> **STATED PROBLEM**: Pull out every line below that contains the word "JSON".

BEGIN AVAILABLE RECORDS

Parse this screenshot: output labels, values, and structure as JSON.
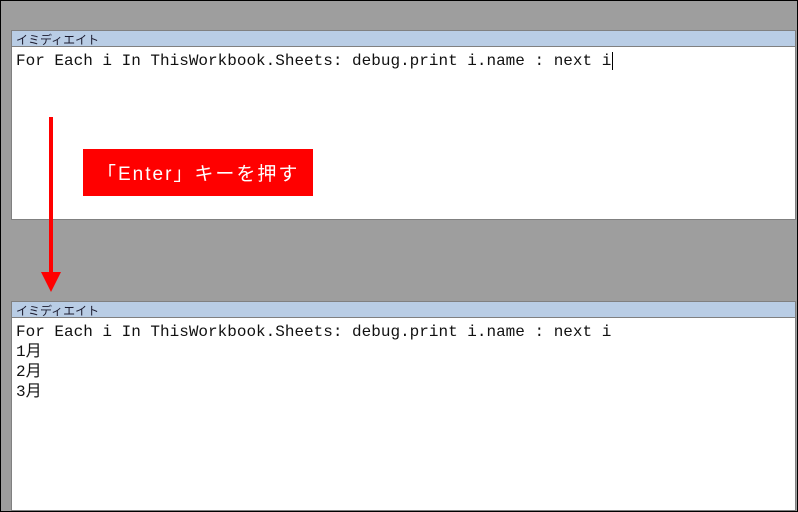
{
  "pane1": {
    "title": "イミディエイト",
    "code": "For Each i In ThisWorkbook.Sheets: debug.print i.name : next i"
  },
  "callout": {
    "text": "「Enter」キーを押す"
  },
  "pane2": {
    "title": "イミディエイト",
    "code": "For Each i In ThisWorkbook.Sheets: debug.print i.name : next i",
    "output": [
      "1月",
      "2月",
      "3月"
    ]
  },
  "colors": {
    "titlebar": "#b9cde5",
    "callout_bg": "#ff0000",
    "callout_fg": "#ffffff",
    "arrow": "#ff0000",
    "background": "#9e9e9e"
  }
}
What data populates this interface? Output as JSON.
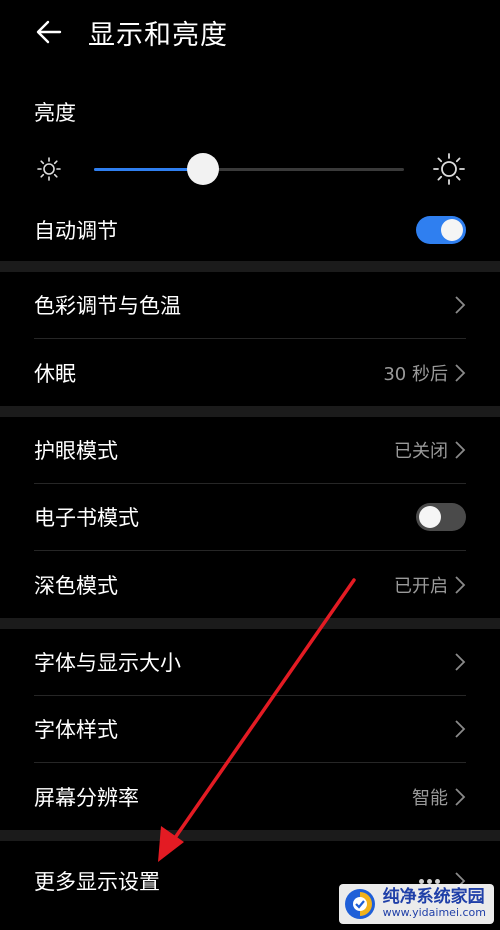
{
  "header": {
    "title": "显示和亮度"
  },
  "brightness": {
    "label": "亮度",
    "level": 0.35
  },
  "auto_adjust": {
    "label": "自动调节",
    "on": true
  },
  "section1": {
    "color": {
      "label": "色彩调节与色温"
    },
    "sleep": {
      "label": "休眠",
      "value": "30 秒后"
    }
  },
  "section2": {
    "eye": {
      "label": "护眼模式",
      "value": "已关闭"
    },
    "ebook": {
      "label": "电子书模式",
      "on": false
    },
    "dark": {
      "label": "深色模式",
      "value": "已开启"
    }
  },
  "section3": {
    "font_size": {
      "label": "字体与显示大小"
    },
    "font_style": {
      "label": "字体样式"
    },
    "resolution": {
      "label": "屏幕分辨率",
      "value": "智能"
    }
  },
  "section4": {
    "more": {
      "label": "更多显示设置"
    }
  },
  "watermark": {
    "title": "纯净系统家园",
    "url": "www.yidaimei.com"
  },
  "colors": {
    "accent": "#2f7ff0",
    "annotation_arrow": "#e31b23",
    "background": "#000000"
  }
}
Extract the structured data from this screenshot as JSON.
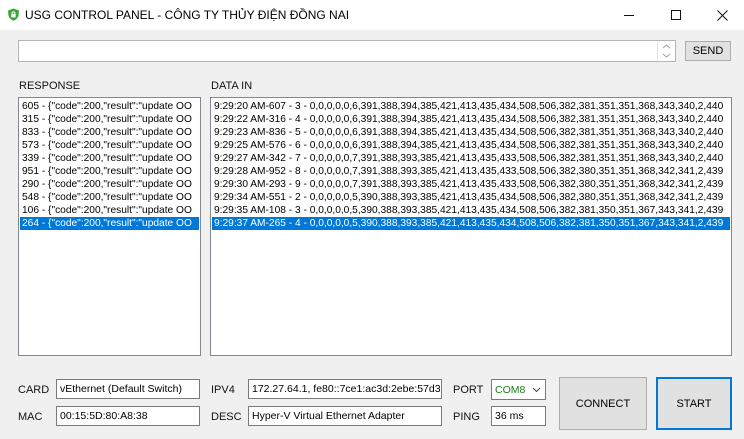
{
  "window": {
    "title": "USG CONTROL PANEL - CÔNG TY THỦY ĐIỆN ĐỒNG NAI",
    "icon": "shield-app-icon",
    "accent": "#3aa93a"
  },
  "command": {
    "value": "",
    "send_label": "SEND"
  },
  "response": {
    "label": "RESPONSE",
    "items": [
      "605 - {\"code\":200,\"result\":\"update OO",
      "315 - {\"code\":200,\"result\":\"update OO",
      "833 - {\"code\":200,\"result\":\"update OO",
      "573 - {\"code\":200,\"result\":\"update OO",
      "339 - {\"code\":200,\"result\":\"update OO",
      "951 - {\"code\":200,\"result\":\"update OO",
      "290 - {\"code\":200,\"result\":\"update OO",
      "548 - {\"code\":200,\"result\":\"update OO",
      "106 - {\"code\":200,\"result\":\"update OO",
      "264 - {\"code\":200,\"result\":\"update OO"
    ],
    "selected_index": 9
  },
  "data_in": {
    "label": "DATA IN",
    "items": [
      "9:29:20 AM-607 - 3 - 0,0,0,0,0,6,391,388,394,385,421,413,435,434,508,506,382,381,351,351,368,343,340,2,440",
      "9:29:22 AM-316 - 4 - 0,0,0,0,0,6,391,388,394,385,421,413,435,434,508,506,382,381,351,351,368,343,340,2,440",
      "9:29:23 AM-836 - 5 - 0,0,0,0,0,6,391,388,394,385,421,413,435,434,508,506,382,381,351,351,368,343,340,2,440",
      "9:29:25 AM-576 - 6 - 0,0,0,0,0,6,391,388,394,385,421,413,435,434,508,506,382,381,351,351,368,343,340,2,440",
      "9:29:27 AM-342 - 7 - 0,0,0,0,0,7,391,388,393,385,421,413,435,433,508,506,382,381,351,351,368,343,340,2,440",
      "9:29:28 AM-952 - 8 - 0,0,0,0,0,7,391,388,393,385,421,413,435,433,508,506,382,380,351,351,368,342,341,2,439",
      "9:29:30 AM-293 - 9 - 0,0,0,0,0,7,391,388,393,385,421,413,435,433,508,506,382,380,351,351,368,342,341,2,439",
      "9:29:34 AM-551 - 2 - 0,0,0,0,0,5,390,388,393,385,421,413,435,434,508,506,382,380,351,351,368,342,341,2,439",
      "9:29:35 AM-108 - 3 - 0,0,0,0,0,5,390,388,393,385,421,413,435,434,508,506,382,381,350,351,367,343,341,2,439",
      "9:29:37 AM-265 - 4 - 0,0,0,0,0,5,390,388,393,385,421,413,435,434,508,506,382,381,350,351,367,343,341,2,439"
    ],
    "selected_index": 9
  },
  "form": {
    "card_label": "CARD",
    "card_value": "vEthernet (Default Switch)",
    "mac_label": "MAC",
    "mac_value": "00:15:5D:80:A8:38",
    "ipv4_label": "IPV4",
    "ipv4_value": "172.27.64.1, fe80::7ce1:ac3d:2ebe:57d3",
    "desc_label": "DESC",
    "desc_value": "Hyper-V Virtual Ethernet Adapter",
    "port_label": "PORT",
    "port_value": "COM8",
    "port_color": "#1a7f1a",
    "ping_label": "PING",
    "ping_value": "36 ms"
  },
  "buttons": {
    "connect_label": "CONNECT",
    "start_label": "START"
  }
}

END AVAILABLE RECORDS
BEGIN AVAILABLE RECORDS

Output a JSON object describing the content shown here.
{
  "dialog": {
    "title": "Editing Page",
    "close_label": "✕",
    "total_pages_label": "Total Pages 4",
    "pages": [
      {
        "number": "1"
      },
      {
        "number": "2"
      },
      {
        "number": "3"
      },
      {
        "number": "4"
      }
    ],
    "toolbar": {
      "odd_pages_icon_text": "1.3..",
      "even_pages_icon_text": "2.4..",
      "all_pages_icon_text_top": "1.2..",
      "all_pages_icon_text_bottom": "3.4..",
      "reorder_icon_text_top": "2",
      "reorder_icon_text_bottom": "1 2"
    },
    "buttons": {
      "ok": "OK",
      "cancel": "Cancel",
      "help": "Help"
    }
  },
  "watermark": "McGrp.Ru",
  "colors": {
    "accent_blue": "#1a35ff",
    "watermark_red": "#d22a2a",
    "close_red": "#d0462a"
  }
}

END AVAILABLE RECORDS

> **EXERCISE ANSWER**:
Parse this screenshot: output labels, values, and structure as JSON.
What data populates this interface? Output as JSON.
Extract the structured data from this screenshot as JSON.
Output a JSON object describing the content shown here.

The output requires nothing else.